── 所给资料

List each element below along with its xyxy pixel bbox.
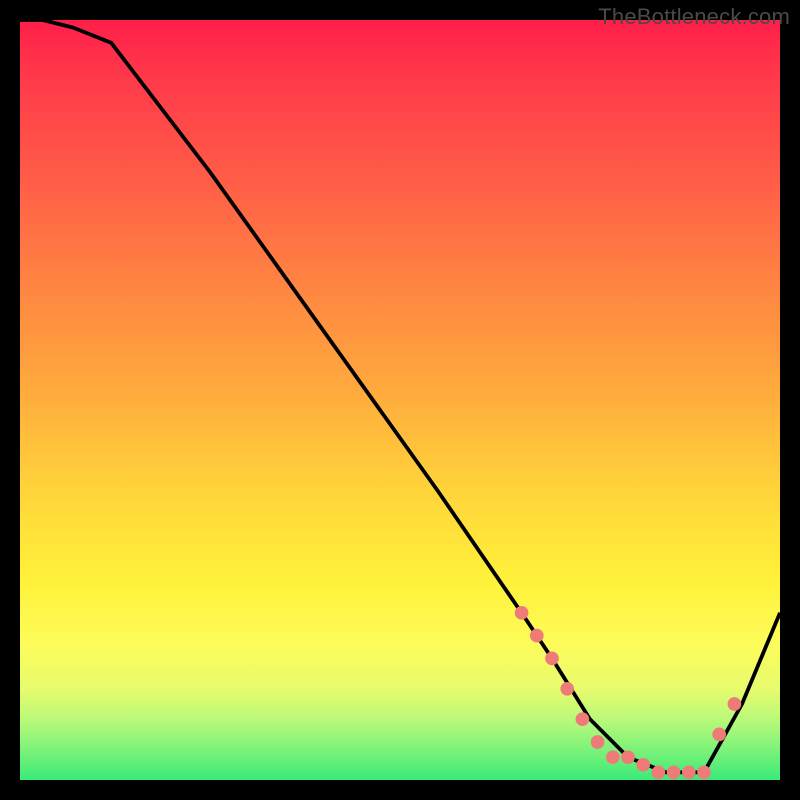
marker-point <box>560 682 574 696</box>
marker-point <box>591 735 605 749</box>
marker-point <box>545 652 559 666</box>
marker-point <box>606 750 620 764</box>
marker-point <box>697 766 711 780</box>
marker-point <box>515 606 529 620</box>
bottleneck-curve <box>20 20 780 772</box>
highlight-markers <box>515 606 741 779</box>
marker-point <box>652 766 666 780</box>
marker-point <box>636 758 650 772</box>
marker-point <box>682 766 696 780</box>
marker-point <box>576 712 590 726</box>
marker-point <box>712 728 726 742</box>
watermark-text: TheBottleneck.com <box>598 4 790 30</box>
marker-point <box>667 766 681 780</box>
marker-point <box>621 750 635 764</box>
marker-point <box>728 697 742 711</box>
plot-area <box>20 20 780 780</box>
chart-overlay-svg <box>20 20 780 780</box>
chart-frame: TheBottleneck.com <box>0 0 800 800</box>
marker-point <box>530 629 544 643</box>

────

- 任务说明 -
能把上面所有条目一字不改地逐行重抄一遍吗？图片略去不抄。

- 书面作答 -
List each element below along with its xyxy pixel bbox.
marker-point <box>560 682 574 696</box>
marker-point <box>591 735 605 749</box>
marker-point <box>545 652 559 666</box>
marker-point <box>606 750 620 764</box>
marker-point <box>697 766 711 780</box>
marker-point <box>515 606 529 620</box>
bottleneck-curve <box>20 20 780 772</box>
highlight-markers <box>515 606 741 779</box>
marker-point <box>652 766 666 780</box>
marker-point <box>636 758 650 772</box>
marker-point <box>682 766 696 780</box>
marker-point <box>576 712 590 726</box>
marker-point <box>712 728 726 742</box>
watermark-text: TheBottleneck.com <box>598 4 790 30</box>
marker-point <box>667 766 681 780</box>
marker-point <box>621 750 635 764</box>
marker-point <box>728 697 742 711</box>
plot-area <box>20 20 780 780</box>
chart-overlay-svg <box>20 20 780 780</box>
chart-frame: TheBottleneck.com <box>0 0 800 800</box>
marker-point <box>530 629 544 643</box>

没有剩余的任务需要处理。